<<<<

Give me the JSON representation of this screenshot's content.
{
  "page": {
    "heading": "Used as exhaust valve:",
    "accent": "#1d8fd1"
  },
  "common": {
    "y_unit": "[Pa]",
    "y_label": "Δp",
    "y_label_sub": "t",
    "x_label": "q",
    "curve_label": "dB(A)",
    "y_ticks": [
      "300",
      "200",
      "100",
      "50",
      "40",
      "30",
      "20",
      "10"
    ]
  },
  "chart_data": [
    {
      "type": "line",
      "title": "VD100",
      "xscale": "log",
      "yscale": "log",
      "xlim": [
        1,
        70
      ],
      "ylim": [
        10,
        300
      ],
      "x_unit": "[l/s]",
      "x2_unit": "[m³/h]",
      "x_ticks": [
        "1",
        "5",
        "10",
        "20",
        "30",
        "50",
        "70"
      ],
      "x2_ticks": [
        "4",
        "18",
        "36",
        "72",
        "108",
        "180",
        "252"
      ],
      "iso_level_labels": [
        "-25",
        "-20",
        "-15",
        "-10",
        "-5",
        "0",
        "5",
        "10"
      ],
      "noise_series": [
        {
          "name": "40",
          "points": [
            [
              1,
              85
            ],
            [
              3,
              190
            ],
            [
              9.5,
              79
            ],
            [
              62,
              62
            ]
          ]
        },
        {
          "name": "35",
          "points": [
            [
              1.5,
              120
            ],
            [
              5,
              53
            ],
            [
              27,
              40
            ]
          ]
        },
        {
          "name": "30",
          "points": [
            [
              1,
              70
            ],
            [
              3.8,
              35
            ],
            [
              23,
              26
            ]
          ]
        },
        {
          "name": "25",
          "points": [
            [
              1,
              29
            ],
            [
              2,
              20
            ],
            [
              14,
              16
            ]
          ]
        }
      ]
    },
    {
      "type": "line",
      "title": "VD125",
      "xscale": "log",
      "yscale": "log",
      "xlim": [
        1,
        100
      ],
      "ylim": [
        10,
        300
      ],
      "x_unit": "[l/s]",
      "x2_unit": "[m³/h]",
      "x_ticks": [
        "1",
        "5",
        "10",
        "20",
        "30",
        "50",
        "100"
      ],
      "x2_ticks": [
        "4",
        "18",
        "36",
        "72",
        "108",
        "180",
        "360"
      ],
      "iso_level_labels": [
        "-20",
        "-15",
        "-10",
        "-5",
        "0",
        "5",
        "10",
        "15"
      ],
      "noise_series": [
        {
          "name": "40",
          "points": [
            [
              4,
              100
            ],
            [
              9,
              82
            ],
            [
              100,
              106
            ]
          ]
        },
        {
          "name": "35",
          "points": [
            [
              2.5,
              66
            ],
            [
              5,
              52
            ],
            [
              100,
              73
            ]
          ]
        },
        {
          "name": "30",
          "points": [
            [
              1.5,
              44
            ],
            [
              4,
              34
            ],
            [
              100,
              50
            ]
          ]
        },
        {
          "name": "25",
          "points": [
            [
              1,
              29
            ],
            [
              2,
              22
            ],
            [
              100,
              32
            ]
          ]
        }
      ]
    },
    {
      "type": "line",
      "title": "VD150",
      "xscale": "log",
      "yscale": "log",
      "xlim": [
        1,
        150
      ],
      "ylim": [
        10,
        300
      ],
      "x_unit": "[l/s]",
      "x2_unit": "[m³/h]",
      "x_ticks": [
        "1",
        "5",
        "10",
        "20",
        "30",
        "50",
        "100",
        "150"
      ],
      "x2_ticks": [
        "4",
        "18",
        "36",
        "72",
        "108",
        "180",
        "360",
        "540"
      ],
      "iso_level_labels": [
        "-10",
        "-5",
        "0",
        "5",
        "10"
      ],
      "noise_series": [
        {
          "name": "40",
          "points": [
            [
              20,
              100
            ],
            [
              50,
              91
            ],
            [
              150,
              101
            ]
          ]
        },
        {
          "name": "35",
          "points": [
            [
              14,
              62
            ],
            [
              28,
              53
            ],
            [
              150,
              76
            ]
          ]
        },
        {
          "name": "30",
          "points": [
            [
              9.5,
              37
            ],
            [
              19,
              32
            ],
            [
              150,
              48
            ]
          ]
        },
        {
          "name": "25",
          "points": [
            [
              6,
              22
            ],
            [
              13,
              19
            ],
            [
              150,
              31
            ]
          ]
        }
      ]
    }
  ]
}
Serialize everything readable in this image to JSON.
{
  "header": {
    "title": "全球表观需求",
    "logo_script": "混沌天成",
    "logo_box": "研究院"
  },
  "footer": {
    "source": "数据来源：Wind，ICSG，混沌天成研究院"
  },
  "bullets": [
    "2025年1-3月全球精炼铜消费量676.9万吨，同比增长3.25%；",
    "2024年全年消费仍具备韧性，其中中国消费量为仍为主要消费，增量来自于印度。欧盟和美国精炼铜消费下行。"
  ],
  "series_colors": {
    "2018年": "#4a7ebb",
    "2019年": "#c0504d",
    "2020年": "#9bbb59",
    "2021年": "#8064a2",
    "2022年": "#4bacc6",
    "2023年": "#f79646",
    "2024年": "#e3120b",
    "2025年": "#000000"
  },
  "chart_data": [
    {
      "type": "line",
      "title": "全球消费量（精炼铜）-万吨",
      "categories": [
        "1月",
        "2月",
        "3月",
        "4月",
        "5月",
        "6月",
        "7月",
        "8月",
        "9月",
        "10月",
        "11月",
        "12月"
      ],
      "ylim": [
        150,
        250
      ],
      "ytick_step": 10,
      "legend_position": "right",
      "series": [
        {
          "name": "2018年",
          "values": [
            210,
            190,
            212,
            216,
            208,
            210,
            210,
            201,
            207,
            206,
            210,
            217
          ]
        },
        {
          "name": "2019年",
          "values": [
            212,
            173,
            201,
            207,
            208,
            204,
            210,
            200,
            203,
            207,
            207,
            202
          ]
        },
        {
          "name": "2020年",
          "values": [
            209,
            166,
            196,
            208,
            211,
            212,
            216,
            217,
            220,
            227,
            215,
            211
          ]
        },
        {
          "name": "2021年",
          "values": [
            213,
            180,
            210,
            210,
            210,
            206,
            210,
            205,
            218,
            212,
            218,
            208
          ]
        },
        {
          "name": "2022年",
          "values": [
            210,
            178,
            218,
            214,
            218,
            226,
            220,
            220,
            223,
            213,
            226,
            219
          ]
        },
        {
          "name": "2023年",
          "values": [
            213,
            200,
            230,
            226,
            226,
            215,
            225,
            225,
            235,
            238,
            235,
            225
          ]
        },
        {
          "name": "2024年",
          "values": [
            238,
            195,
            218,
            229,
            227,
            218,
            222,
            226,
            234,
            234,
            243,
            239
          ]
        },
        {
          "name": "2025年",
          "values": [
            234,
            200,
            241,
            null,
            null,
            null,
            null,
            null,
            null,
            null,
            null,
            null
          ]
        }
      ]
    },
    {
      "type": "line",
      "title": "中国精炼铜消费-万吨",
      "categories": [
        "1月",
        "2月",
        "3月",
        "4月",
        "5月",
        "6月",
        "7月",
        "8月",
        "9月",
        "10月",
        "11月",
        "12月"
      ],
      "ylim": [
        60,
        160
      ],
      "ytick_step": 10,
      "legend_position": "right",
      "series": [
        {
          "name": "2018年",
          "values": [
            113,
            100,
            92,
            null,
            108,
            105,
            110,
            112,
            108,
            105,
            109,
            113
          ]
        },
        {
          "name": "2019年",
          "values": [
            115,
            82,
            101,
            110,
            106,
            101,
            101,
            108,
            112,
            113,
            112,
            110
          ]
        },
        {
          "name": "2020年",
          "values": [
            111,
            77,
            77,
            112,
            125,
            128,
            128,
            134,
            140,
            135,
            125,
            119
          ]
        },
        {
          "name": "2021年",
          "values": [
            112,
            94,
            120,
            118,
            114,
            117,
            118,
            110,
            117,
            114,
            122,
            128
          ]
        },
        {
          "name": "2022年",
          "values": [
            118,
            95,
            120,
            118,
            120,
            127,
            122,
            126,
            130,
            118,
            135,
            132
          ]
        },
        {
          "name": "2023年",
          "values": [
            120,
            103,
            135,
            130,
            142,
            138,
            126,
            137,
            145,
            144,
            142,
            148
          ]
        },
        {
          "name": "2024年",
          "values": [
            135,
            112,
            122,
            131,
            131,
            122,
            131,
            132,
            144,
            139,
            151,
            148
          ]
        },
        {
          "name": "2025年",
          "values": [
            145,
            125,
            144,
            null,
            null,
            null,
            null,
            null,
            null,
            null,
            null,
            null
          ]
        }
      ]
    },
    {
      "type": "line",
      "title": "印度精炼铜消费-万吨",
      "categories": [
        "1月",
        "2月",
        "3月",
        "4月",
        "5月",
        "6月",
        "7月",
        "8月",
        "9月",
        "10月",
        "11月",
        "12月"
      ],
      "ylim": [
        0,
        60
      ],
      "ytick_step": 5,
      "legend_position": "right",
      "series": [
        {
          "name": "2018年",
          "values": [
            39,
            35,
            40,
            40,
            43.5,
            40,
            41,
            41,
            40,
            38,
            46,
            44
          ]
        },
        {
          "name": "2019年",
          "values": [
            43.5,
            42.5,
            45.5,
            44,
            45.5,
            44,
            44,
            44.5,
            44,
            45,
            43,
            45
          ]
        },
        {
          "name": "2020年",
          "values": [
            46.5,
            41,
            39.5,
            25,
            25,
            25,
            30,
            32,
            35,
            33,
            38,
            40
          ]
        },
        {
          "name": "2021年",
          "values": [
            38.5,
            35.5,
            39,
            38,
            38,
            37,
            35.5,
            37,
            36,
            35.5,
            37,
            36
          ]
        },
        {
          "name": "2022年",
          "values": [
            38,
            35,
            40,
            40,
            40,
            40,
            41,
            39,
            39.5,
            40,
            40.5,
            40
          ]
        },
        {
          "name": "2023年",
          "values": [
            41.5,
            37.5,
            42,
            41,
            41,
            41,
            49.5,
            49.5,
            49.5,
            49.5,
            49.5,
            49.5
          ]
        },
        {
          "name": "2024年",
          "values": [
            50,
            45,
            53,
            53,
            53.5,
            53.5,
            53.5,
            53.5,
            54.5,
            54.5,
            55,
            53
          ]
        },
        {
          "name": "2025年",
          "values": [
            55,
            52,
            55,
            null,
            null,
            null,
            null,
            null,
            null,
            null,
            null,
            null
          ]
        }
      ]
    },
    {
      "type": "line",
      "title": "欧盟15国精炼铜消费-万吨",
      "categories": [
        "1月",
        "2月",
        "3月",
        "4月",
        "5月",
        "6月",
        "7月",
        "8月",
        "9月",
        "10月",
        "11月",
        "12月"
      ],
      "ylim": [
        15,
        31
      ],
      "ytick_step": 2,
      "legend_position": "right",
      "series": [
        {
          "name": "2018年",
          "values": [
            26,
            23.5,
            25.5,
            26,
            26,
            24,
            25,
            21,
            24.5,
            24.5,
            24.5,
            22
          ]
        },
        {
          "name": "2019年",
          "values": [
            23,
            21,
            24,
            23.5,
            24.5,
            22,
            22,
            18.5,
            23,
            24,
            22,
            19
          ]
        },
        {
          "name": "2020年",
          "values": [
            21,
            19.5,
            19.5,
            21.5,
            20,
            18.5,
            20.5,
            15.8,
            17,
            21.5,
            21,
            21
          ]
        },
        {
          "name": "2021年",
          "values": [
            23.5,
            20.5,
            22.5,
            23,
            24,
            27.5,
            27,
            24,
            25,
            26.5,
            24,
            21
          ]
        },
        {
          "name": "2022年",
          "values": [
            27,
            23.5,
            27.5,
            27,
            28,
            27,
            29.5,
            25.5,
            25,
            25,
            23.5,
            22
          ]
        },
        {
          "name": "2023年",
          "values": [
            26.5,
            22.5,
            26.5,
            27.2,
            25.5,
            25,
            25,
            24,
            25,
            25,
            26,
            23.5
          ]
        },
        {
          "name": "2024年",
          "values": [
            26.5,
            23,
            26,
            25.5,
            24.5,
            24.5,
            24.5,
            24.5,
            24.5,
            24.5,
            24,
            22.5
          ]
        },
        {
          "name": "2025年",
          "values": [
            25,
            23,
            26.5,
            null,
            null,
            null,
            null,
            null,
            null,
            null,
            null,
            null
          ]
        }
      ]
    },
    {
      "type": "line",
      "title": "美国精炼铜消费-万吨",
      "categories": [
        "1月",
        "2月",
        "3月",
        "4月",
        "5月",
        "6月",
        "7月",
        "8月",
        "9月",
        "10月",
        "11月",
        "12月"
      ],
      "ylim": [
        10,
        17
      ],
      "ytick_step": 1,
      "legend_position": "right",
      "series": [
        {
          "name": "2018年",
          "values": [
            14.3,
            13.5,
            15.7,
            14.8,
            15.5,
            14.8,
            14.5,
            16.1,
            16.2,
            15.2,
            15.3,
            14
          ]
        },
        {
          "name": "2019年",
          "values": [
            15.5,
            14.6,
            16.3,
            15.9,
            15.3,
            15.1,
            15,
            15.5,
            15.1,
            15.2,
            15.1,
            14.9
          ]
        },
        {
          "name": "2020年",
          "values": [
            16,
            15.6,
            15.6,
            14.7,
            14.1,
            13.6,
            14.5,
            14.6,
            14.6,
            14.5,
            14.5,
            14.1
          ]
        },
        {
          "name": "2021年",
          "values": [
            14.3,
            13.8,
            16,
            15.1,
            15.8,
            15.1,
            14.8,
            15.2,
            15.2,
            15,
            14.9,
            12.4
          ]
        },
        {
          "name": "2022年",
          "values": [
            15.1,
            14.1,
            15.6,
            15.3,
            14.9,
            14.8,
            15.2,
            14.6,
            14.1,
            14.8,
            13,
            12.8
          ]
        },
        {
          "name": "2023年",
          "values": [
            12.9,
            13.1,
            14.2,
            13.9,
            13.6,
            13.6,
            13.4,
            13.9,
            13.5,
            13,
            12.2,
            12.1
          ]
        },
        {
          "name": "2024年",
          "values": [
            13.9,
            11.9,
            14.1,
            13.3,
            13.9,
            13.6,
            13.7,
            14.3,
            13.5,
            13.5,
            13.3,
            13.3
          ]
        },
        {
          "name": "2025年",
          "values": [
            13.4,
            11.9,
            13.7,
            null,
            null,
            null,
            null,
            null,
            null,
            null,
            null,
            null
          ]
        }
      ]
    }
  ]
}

>>>>

Report each line in the data that holds the word "title".

__Response__.
      "title": "VD100",
      "title": "VD125",
      "title": "VD150",
    "title": "全球表观需求",
      "title": "全球消费量（精炼铜）-万吨",
      "title": "中国精炼铜消费-万吨",
      "title": "印度精炼铜消费-万吨",
      "title": "欧盟15国精炼铜消费-万吨",
      "title": "美国精炼铜消费-万吨",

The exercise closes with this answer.